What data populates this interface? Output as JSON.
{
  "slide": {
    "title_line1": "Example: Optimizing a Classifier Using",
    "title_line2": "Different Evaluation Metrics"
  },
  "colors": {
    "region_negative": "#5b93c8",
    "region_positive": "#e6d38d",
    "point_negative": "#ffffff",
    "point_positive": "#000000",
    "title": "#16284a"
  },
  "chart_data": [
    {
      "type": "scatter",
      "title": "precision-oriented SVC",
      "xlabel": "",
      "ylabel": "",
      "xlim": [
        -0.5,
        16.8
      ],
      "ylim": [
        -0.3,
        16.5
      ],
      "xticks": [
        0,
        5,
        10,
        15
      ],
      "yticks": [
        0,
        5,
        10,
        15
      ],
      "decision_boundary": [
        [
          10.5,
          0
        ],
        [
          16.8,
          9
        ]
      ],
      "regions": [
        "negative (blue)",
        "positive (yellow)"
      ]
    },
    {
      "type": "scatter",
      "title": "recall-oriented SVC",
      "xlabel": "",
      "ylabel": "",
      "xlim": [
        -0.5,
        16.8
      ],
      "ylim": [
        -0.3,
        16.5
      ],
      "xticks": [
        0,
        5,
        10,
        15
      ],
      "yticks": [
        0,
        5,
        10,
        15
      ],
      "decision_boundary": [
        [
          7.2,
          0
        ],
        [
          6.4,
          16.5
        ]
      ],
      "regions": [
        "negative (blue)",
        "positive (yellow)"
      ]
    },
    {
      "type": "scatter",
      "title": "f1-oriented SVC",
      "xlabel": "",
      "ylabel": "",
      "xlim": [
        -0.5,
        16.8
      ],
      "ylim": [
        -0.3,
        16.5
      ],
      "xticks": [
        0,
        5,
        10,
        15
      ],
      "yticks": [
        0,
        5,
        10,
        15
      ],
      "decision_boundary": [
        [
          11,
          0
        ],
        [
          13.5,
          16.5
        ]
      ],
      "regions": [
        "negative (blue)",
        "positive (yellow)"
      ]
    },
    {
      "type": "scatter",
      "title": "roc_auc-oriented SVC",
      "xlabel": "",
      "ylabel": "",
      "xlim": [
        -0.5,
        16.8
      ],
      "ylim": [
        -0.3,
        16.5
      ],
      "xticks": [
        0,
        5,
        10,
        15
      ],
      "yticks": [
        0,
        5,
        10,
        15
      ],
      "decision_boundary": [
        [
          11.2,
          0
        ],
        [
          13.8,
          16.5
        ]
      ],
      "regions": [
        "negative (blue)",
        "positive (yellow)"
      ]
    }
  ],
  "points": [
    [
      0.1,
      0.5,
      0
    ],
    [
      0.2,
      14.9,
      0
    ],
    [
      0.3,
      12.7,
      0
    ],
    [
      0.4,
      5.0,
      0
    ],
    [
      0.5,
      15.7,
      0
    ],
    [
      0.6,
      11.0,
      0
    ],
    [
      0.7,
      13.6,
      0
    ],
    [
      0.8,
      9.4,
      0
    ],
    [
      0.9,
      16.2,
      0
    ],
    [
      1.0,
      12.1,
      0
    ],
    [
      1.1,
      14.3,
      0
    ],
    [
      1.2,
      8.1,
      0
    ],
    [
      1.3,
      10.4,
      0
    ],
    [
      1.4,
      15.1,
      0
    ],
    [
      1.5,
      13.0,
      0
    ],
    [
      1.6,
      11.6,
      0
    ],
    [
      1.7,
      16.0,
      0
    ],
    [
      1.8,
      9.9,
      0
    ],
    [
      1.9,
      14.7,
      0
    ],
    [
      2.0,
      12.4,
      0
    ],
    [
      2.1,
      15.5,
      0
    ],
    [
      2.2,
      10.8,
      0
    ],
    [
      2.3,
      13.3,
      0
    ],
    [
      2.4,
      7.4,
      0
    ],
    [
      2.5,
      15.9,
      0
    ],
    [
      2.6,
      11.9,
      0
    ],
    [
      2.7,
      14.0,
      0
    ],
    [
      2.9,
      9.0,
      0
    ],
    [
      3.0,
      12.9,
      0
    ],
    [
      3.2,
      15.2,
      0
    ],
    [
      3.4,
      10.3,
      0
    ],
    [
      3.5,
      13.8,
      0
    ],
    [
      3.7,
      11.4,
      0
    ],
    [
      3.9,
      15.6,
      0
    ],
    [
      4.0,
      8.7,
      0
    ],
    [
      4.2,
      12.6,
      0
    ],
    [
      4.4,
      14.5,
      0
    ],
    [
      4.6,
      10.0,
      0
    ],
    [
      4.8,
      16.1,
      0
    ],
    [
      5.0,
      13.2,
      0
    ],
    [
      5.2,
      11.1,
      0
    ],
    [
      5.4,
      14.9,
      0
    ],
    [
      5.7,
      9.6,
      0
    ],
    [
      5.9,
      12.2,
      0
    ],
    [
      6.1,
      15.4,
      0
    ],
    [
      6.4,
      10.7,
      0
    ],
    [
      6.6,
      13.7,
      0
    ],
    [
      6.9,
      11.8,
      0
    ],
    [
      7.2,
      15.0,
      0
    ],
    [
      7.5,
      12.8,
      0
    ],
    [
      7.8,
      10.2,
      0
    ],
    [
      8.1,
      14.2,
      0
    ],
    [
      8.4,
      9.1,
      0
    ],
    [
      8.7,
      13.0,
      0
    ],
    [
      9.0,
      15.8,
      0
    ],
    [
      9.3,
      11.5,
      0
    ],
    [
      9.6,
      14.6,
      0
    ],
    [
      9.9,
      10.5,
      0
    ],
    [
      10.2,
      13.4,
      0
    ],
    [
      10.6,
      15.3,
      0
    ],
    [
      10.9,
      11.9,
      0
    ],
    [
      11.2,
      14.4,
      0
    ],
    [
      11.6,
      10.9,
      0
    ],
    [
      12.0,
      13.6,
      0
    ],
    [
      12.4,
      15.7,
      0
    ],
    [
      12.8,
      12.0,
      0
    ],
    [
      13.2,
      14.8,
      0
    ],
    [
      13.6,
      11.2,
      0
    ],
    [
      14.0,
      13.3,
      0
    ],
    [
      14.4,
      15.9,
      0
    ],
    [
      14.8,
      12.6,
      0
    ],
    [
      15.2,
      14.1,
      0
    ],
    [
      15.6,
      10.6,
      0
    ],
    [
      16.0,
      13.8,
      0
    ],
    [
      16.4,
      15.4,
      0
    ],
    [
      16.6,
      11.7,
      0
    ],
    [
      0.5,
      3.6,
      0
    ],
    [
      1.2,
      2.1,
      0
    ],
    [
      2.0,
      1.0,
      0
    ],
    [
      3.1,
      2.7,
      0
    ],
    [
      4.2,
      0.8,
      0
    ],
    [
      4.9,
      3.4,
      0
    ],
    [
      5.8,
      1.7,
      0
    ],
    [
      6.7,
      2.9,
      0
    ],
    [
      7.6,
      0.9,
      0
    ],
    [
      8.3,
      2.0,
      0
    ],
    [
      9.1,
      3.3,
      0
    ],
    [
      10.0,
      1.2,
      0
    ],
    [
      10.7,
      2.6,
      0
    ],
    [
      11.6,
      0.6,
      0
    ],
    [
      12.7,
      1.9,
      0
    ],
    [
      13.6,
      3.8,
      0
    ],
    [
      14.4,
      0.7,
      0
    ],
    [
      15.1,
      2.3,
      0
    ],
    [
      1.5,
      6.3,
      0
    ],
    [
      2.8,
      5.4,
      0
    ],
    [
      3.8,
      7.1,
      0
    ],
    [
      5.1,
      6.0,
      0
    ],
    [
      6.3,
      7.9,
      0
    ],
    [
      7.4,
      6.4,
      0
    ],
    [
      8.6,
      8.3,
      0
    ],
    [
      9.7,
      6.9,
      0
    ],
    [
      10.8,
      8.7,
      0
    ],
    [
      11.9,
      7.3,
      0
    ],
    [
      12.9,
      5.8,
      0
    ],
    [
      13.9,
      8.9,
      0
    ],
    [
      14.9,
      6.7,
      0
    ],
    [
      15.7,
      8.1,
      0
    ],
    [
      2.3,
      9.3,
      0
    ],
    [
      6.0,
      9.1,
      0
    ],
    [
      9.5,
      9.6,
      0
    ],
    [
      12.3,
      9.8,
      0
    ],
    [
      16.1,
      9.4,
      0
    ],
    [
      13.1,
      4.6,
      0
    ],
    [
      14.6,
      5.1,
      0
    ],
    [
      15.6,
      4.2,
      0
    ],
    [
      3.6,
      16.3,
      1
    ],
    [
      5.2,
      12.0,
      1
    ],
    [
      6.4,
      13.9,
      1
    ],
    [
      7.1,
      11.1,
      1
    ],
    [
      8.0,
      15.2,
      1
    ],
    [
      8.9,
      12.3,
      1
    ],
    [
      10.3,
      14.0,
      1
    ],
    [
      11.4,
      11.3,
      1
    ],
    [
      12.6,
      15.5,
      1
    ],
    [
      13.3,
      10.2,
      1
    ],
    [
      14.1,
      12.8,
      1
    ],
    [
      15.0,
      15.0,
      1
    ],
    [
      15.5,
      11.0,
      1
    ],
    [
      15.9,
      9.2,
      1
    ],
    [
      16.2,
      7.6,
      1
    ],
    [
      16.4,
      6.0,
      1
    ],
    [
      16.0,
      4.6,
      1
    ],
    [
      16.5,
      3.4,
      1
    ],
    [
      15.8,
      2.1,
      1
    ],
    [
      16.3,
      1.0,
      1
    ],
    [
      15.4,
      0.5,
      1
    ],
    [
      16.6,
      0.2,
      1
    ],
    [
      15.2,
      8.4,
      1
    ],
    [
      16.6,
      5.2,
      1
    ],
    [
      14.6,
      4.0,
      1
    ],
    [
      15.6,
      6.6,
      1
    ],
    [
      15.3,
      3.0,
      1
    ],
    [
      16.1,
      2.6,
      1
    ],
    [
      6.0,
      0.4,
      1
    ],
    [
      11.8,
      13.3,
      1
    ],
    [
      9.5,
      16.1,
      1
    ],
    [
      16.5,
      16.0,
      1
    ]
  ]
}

• [Exercise task]: Identify every line holding the word "oriented" and copy it out.

• [Written answer]:
      "title": "precision-oriented SVC",
      "title": "recall-oriented SVC",
      "title": "f1-oriented SVC",
      "title": "roc_auc-oriented SVC",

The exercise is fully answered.